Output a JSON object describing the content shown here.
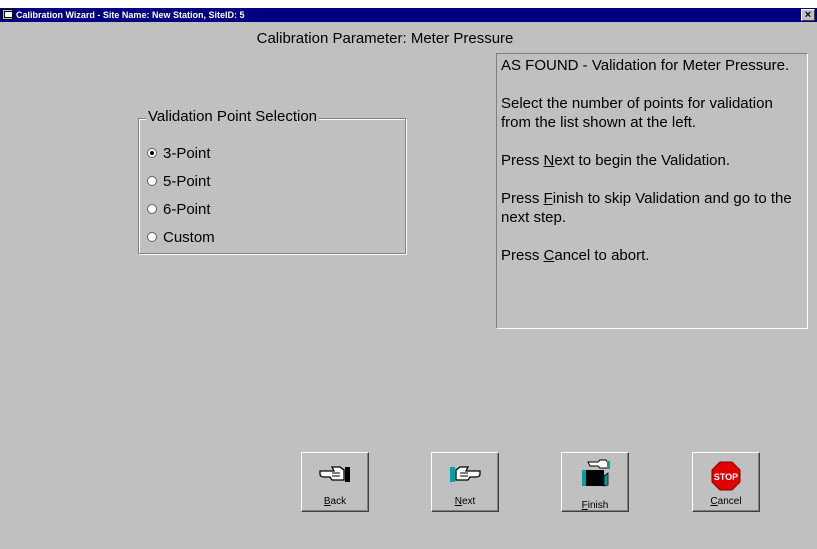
{
  "window": {
    "title": "Calibration Wizard - Site Name: New Station, SiteID: 5",
    "close_label": "×"
  },
  "heading": "Calibration Parameter: Meter Pressure",
  "group": {
    "label": "Validation Point Selection",
    "options": [
      {
        "label": "3-Point",
        "checked": true
      },
      {
        "label": "5-Point",
        "checked": false
      },
      {
        "label": "6-Point",
        "checked": false
      },
      {
        "label": "Custom",
        "checked": false
      }
    ]
  },
  "info": {
    "line1": "AS FOUND - Validation for Meter Pressure.",
    "line2": "Select the number of points for validation from the list shown at the left.",
    "line3_pre": "Press ",
    "line3_key": "N",
    "line3_rest": "ext to begin the Validation.",
    "line4_pre": "Press ",
    "line4_key": "F",
    "line4_rest": "inish to skip Validation and go to the next step.",
    "line5_pre": "Press ",
    "line5_key": "C",
    "line5_rest": "ancel to abort."
  },
  "buttons": {
    "back": {
      "key": "B",
      "rest": "ack",
      "icon": "hand-pointing-left-icon"
    },
    "next": {
      "key": "N",
      "rest": "ext",
      "icon": "hand-pointing-right-icon"
    },
    "finish": {
      "key": "F",
      "rest": "inish",
      "icon": "finish-flag-icon"
    },
    "cancel": {
      "key": "C",
      "rest": "ancel",
      "icon": "stop-sign-icon",
      "icon_text": "STOP"
    }
  },
  "colors": {
    "titlebar": "#000080",
    "face": "#c0c0c0",
    "stop": "#e00000",
    "teal": "#00a0a0"
  }
}
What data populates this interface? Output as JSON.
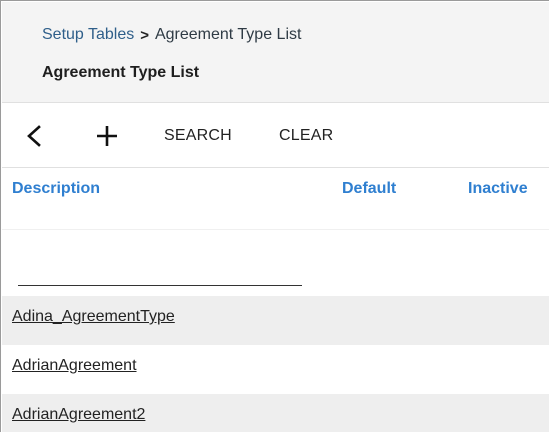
{
  "breadcrumb": {
    "parent": "Setup Tables",
    "separator": ">",
    "current": "Agreement Type List"
  },
  "page_title": "Agreement Type List",
  "toolbar": {
    "back_icon": "chevron-left-icon",
    "add_icon": "plus-icon",
    "search_label": "SEARCH",
    "clear_label": "CLEAR"
  },
  "table": {
    "columns": [
      "Description",
      "Default",
      "Inactive"
    ],
    "filter": {
      "value": ""
    },
    "rows": [
      {
        "description": "Adina_AgreementType"
      },
      {
        "description": "AdrianAgreement"
      },
      {
        "description": "AdrianAgreement2"
      }
    ]
  },
  "colors": {
    "header_bg": "#f4f4f4",
    "column_header": "#2f7fd0",
    "row_alt_bg": "#eeeeee"
  }
}
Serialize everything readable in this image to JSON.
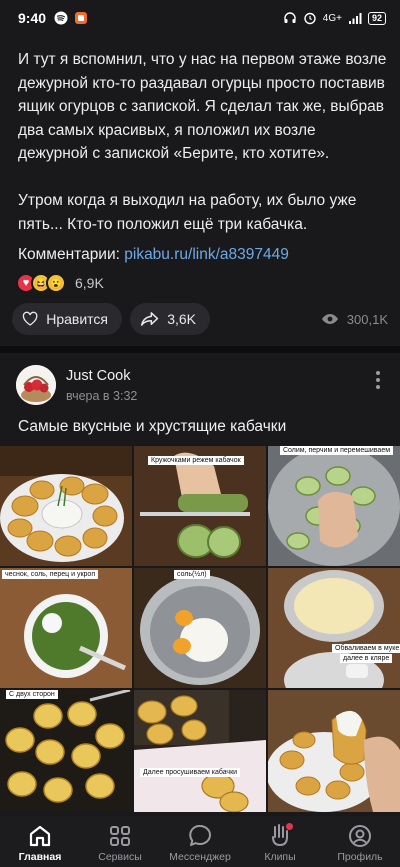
{
  "status_bar": {
    "time": "9:40",
    "network": "4G+",
    "battery": "92"
  },
  "post": {
    "paragraphs": [
      "И тут я вспомнил, что у нас на первом этаже возле дежурной кто-то раздавал огурцы просто поставив ящик огурцов с запиской. Я сделал так же, выбрав два самых красивых, я положил их возле дежурной с запиской «Берите, кто хотите».",
      "Утром когда я выходил на работу, их было уже пять... Кто-то положил ещё три кабачка."
    ],
    "comments_label": "Комментарии:",
    "comments_link": "pikabu.ru/link/a8397449",
    "reactions_count": "6,9K",
    "like_label": "Нравится",
    "share_count": "3,6K",
    "views_count": "300,1K"
  },
  "next_post": {
    "author": "Just Cook",
    "time": "вчера в 3:32",
    "title": "Самые вкусные и хрустящие кабачки",
    "captions": {
      "c2": "Кружочками режем кабачок",
      "c3": "Солим, перчим и перемешиваем",
      "c4": "чеснок, соль, перец и укроп",
      "c5": "соль(½л)",
      "c6a": "Обваливаем в муке,",
      "c6b": "далее в кляре",
      "c7": "С двух сторон",
      "c8": "Далее просушиваем кабачки"
    }
  },
  "bottom_nav": [
    {
      "label": "Главная",
      "active": true
    },
    {
      "label": "Сервисы",
      "active": false
    },
    {
      "label": "Мессенджер",
      "active": false
    },
    {
      "label": "Клипы",
      "active": false
    },
    {
      "label": "Профиль",
      "active": false
    }
  ],
  "colors": {
    "background": "#19191b",
    "link": "#6ea8e6",
    "accent_red": "#e8344a"
  }
}
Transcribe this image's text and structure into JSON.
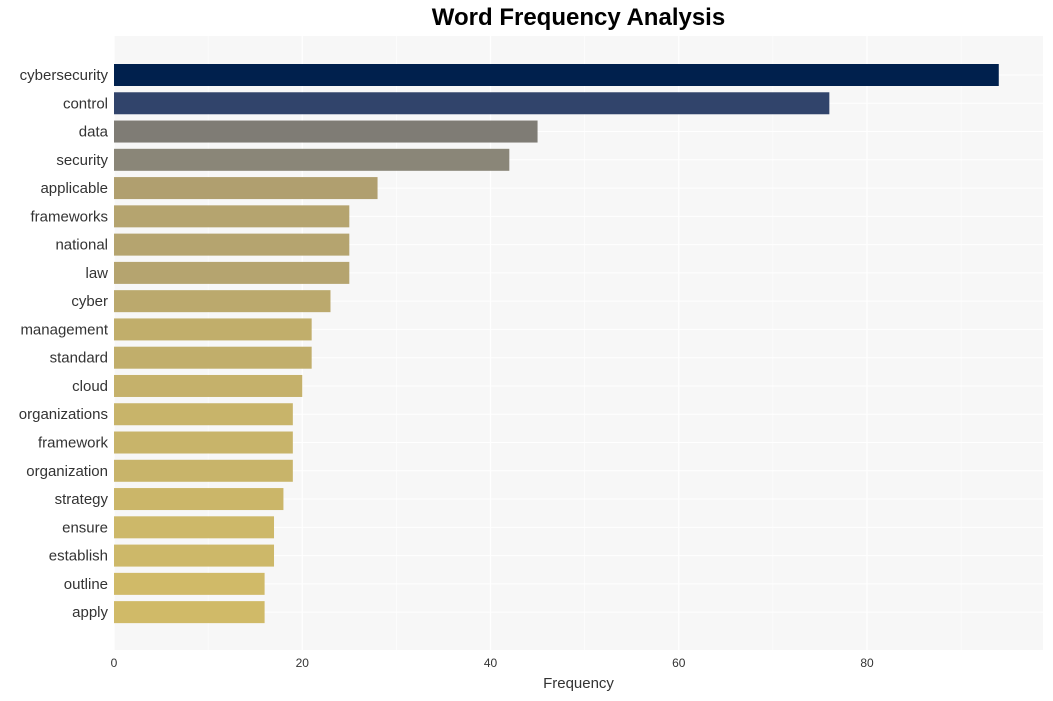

---------------

### Task description
Any pictures should be dropped; transcribe the rest of the records above exactly.

### Task response
Output a JSON object describing the content shown here.
{
  "window": {
    "title": "Calibration Wizard - Site Name: New Station, SiteID: 5",
    "close_label": "×"
  },
  "heading": "Calibration Parameter: Meter Pressure",
  "group": {
    "label": "Validation Point Selection",
    "options": [
      {
        "label": "3-Point",
        "checked": true
      },
      {
        "label": "5-Point",
        "checked": false
      },
      {
        "label": "6-Point",
        "checked": false
      },
      {
        "label": "Custom",
        "checked": false
      }
    ]
  },
  "info": {
    "line1": "AS FOUND - Validation for Meter Pressure.",
    "line2": "Select the number of points for validation from the list shown at the left.",
    "line3_pre": "Press ",
    "line3_key": "N",
    "line3_rest": "ext to begin the Validation.",
    "line4_pre": "Press ",
    "line4_key": "F",
    "line4_rest": "inish to skip Validation and go to the next step.",
    "line5_pre": "Press ",
    "line5_key": "C",
    "line5_rest": "ancel to abort."
  },
  "buttons": {
    "back": {
      "key": "B",
      "rest": "ack",
      "icon": "hand-pointing-left-icon"
    },
    "next": {
      "key": "N",
      "rest": "ext",
      "icon": "hand-pointing-right-icon"
    },
    "finish": {
      "key": "F",
      "rest": "inish",
      "icon": "finish-flag-icon"
    },
    "cancel": {
      "key": "C",
      "rest": "ancel",
      "icon": "stop-sign-icon",
      "icon_text": "STOP"
    }
  },
  "colors": {
    "titlebar": "#000080",
    "face": "#c0c0c0",
    "stop": "#e00000",
    "teal": "#00a0a0"
  }
}
What data populates this interface? Output as JSON.
{
  "breadcrumb": {
    "parent": "Setup Tables",
    "separator": ">",
    "current": "Agreement Type List"
  },
  "page_title": "Agreement Type List",
  "toolbar": {
    "back_icon": "chevron-left-icon",
    "add_icon": "plus-icon",
    "search_label": "SEARCH",
    "clear_label": "CLEAR"
  },
  "table": {
    "columns": [
      "Description",
      "Default",
      "Inactive"
    ],
    "filter": {
      "value": ""
    },
    "rows": [
      {
        "description": "Adina_AgreementType"
      },
      {
        "description": "AdrianAgreement"
      },
      {
        "description": "AdrianAgreement2"
      }
    ]
  },
  "colors": {
    "header_bg": "#f4f4f4",
    "column_header": "#2f7fd0",
    "row_alt_bg": "#eeeeee"
  }
}
Serialize everything readable in this image to JSON.
{
  "status_bar": {
    "time": "9:40",
    "network": "4G+",
    "battery": "92"
  },
  "post": {
    "paragraphs": [
      "И тут я вспомнил, что у нас на первом этаже возле дежурной кто-то раздавал огурцы просто поставив ящик огурцов с запиской. Я сделал так же, выбрав два самых красивых, я положил их возле дежурной с запиской «Берите, кто хотите».",
      "Утром когда я выходил на работу, их было уже пять... Кто-то положил ещё три кабачка."
    ],
    "comments_label": "Комментарии:",
    "comments_link": "pikabu.ru/link/a8397449",
    "reactions_count": "6,9K",
    "like_label": "Нравится",
    "share_count": "3,6K",
    "views_count": "300,1K"
  },
  "next_post": {
    "author": "Just Cook",
    "time": "вчера в 3:32",
    "title": "Самые вкусные и хрустящие кабачки",
    "captions": {
      "c2": "Кружочками режем кабачок",
      "c3": "Солим, перчим и перемешиваем",
      "c4": "чеснок, соль, перец и укроп",
      "c5": "соль(½л)",
      "c6a": "Обваливаем в муке,",
      "c6b": "далее в кляре",
      "c7": "С двух сторон",
      "c8": "Далее просушиваем кабачки"
    }
  },
  "bottom_nav": [
    {
      "label": "Главная",
      "active": true
    },
    {
      "label": "Сервисы",
      "active": false
    },
    {
      "label": "Мессенджер",
      "active": false
    },
    {
      "label": "Клипы",
      "active": false
    },
    {
      "label": "Профиль",
      "active": false
    }
  ],
  "colors": {
    "background": "#19191b",
    "link": "#6ea8e6",
    "accent_red": "#e8344a"
  }
}
Transcribe this image's text and structure into JSON.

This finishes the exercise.